- **Data entries**
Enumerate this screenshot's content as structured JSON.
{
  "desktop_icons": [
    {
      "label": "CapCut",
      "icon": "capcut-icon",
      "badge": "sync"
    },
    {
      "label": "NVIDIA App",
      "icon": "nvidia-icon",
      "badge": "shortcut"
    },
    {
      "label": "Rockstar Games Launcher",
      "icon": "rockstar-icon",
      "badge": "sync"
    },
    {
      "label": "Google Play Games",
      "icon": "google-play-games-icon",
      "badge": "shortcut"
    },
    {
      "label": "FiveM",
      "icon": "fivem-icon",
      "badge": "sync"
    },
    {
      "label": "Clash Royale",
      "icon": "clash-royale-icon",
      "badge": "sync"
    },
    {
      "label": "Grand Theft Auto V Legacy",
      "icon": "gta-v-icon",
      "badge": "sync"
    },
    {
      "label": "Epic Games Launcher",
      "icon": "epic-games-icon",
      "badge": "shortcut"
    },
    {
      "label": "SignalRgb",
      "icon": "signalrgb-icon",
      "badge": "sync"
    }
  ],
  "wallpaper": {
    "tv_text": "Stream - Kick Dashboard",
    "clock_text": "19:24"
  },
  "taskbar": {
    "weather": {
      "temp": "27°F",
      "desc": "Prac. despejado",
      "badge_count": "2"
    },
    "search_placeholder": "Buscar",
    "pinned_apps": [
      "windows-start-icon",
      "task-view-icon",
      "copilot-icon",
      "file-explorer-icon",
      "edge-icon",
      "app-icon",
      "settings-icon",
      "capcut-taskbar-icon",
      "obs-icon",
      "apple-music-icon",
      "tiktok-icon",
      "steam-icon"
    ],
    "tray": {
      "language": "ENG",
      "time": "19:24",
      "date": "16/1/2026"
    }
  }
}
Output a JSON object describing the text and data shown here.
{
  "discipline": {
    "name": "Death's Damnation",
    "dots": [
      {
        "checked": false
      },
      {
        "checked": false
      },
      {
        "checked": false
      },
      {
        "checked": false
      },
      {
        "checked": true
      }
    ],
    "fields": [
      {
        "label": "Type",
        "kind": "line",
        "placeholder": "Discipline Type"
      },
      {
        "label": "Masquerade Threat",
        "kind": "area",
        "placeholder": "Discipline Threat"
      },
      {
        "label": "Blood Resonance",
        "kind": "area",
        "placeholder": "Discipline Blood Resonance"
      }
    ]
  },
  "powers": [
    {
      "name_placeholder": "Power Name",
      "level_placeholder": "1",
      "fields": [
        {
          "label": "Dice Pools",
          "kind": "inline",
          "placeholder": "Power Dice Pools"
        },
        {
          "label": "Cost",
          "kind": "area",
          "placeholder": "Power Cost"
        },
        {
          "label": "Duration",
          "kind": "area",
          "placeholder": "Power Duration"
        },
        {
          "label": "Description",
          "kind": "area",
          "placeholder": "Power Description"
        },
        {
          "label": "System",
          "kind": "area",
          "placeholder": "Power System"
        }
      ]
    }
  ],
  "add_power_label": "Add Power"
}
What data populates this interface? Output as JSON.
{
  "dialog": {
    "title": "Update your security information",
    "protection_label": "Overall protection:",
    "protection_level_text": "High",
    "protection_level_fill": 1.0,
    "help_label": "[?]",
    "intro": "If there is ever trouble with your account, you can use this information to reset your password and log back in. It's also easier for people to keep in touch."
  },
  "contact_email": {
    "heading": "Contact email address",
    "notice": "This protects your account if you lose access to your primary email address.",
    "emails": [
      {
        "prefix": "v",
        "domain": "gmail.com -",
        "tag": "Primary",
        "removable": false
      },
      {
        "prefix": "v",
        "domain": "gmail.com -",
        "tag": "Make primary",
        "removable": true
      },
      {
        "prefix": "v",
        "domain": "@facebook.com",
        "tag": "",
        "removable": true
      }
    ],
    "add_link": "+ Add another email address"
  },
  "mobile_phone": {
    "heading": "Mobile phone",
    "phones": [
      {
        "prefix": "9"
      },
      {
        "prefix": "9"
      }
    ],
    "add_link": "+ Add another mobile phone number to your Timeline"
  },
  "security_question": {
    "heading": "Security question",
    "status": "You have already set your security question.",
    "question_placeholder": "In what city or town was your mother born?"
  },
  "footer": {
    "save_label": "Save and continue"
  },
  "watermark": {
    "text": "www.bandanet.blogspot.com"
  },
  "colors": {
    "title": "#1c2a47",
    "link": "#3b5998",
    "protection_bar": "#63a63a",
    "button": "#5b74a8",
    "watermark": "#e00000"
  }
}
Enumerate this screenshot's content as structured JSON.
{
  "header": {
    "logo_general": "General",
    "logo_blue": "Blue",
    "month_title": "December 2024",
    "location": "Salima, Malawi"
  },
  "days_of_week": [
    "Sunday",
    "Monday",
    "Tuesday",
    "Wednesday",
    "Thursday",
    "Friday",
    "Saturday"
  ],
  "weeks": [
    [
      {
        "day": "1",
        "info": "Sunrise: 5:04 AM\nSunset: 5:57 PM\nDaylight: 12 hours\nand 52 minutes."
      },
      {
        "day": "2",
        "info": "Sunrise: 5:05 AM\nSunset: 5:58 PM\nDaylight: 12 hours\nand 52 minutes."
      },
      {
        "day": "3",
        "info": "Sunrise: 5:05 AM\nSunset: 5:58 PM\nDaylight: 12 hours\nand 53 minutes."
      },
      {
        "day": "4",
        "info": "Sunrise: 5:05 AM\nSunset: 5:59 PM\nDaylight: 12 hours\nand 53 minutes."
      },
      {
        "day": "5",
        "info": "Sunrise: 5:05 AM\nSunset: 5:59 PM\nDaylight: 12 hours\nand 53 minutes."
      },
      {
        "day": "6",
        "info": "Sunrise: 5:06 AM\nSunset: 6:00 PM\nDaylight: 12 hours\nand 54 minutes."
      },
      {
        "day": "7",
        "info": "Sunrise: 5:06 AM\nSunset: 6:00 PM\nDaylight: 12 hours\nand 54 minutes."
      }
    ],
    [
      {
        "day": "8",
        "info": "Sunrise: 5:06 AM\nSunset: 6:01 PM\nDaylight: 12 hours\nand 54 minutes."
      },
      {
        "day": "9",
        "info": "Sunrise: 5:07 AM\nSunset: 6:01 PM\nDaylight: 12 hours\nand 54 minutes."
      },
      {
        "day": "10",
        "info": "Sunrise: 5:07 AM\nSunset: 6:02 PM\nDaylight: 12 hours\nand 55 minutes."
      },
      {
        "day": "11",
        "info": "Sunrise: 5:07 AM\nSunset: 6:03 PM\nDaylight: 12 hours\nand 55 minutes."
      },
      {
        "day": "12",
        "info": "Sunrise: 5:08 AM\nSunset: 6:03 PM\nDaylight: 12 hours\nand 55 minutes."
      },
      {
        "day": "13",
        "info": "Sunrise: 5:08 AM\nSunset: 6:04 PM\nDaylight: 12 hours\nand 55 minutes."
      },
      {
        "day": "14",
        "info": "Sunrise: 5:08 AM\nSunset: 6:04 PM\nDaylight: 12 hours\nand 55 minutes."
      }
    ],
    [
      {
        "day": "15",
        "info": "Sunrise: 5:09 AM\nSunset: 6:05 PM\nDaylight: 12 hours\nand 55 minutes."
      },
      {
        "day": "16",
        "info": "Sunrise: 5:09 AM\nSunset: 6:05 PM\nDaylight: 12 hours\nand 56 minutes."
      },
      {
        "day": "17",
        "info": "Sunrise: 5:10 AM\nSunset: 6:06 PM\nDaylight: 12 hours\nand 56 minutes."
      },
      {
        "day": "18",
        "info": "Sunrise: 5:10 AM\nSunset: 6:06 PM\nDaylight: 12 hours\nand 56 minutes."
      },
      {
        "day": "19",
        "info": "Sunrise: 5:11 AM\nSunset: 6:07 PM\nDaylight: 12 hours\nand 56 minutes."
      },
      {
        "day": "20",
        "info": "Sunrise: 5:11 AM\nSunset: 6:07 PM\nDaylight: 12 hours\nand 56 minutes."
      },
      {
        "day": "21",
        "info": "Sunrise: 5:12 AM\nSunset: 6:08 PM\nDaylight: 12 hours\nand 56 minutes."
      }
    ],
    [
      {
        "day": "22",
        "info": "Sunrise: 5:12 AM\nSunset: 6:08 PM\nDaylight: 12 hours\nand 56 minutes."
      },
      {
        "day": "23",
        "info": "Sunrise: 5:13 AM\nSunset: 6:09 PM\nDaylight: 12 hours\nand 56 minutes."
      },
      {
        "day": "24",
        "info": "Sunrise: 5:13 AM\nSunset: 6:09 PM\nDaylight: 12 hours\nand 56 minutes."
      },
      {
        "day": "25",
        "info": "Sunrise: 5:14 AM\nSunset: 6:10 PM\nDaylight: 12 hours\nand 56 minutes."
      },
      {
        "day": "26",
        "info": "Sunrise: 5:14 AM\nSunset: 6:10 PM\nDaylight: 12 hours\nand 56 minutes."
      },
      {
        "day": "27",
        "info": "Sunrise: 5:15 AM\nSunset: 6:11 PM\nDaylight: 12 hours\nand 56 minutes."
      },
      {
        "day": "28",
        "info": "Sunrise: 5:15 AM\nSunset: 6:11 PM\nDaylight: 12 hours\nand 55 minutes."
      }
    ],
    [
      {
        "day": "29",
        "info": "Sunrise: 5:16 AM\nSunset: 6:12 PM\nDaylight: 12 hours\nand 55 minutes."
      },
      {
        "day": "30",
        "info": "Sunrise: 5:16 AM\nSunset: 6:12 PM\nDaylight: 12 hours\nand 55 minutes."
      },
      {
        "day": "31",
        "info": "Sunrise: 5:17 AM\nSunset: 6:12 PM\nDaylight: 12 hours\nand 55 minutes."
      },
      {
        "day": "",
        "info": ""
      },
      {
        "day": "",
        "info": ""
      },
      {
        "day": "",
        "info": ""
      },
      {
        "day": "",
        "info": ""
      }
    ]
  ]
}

- **What this task involves**
Your answer should be a single number: the count of lines in the listing that contain the word "Blood".

- **Response**
2